• [Problem description]: Please transcribe the records precisely; pictures stay out of your copy.

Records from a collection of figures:

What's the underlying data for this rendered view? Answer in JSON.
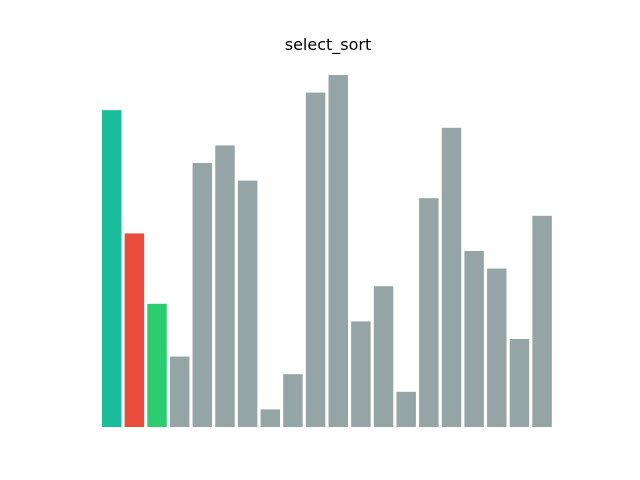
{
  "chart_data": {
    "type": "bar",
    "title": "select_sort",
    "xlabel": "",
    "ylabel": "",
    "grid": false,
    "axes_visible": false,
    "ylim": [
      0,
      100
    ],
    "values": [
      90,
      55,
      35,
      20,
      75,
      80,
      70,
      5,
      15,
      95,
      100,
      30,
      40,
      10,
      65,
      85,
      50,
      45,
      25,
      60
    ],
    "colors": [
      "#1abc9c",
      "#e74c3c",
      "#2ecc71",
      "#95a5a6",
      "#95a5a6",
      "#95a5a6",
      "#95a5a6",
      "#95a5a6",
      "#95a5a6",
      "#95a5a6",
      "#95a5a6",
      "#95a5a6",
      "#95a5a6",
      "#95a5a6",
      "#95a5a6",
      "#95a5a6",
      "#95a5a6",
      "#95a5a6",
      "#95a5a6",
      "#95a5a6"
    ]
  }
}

• [Full solution]:
What's the underlying data for this rendered view? Answer in JSON.
{
  "chart_data": {
    "type": "bar",
    "title": "select_sort",
    "xlabel": "",
    "ylabel": "",
    "grid": false,
    "axes_visible": false,
    "ylim": [
      0,
      100
    ],
    "values": [
      90,
      55,
      35,
      20,
      75,
      80,
      70,
      5,
      15,
      95,
      100,
      30,
      40,
      10,
      65,
      85,
      50,
      45,
      25,
      60
    ],
    "colors": [
      "#1abc9c",
      "#e74c3c",
      "#2ecc71",
      "#95a5a6",
      "#95a5a6",
      "#95a5a6",
      "#95a5a6",
      "#95a5a6",
      "#95a5a6",
      "#95a5a6",
      "#95a5a6",
      "#95a5a6",
      "#95a5a6",
      "#95a5a6",
      "#95a5a6",
      "#95a5a6",
      "#95a5a6",
      "#95a5a6",
      "#95a5a6",
      "#95a5a6"
    ]
  }
}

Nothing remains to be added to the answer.